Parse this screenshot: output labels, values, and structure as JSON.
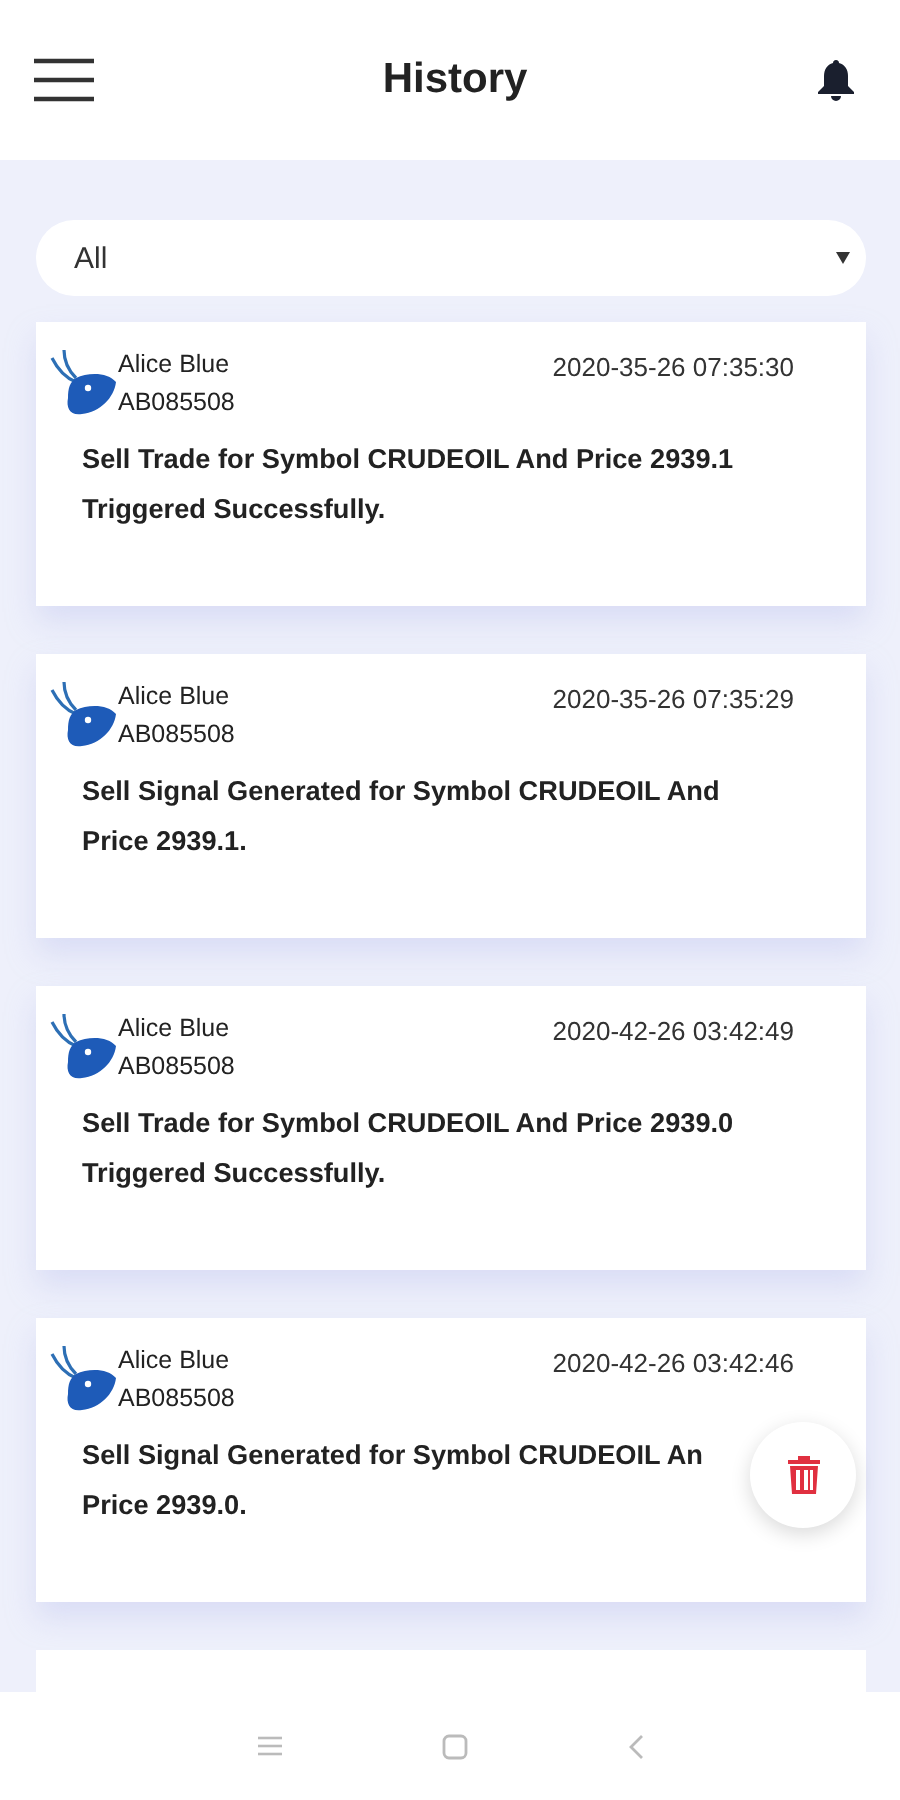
{
  "header": {
    "title": "History"
  },
  "filter": {
    "value": "All"
  },
  "entries": [
    {
      "name": "Alice Blue",
      "account": "AB085508",
      "time": "2020-35-26 07:35:30",
      "lines": [
        "Sell Trade for Symbol CRUDEOIL And Price 2939.1",
        "Triggered Successfully."
      ]
    },
    {
      "name": "Alice Blue",
      "account": "AB085508",
      "time": "2020-35-26 07:35:29",
      "lines": [
        "Sell Signal Generated for Symbol CRUDEOIL And",
        "Price 2939.1."
      ]
    },
    {
      "name": "Alice Blue",
      "account": "AB085508",
      "time": "2020-42-26 03:42:49",
      "lines": [
        "Sell Trade for Symbol CRUDEOIL And Price 2939.0",
        "Triggered Successfully."
      ]
    },
    {
      "name": "Alice Blue",
      "account": "AB085508",
      "time": "2020-42-26 03:42:46",
      "lines": [
        "Sell Signal Generated for Symbol CRUDEOIL An",
        "Price 2939.0."
      ]
    }
  ]
}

Requirements
A faithful copy of the records above is needed, with the pictures left out.

Written solution
Parse this screenshot: output labels, values, and structure as JSON.
{
  "header": {
    "title": "History"
  },
  "filter": {
    "value": "All"
  },
  "entries": [
    {
      "name": "Alice Blue",
      "account": "AB085508",
      "time": "2020-35-26 07:35:30",
      "lines": [
        "Sell Trade for Symbol CRUDEOIL And Price 2939.1",
        "Triggered Successfully."
      ]
    },
    {
      "name": "Alice Blue",
      "account": "AB085508",
      "time": "2020-35-26 07:35:29",
      "lines": [
        "Sell Signal Generated for Symbol CRUDEOIL And",
        "Price 2939.1."
      ]
    },
    {
      "name": "Alice Blue",
      "account": "AB085508",
      "time": "2020-42-26 03:42:49",
      "lines": [
        "Sell Trade for Symbol CRUDEOIL And Price 2939.0",
        "Triggered Successfully."
      ]
    },
    {
      "name": "Alice Blue",
      "account": "AB085508",
      "time": "2020-42-26 03:42:46",
      "lines": [
        "Sell Signal Generated for Symbol CRUDEOIL An",
        "Price 2939.0."
      ]
    }
  ]
}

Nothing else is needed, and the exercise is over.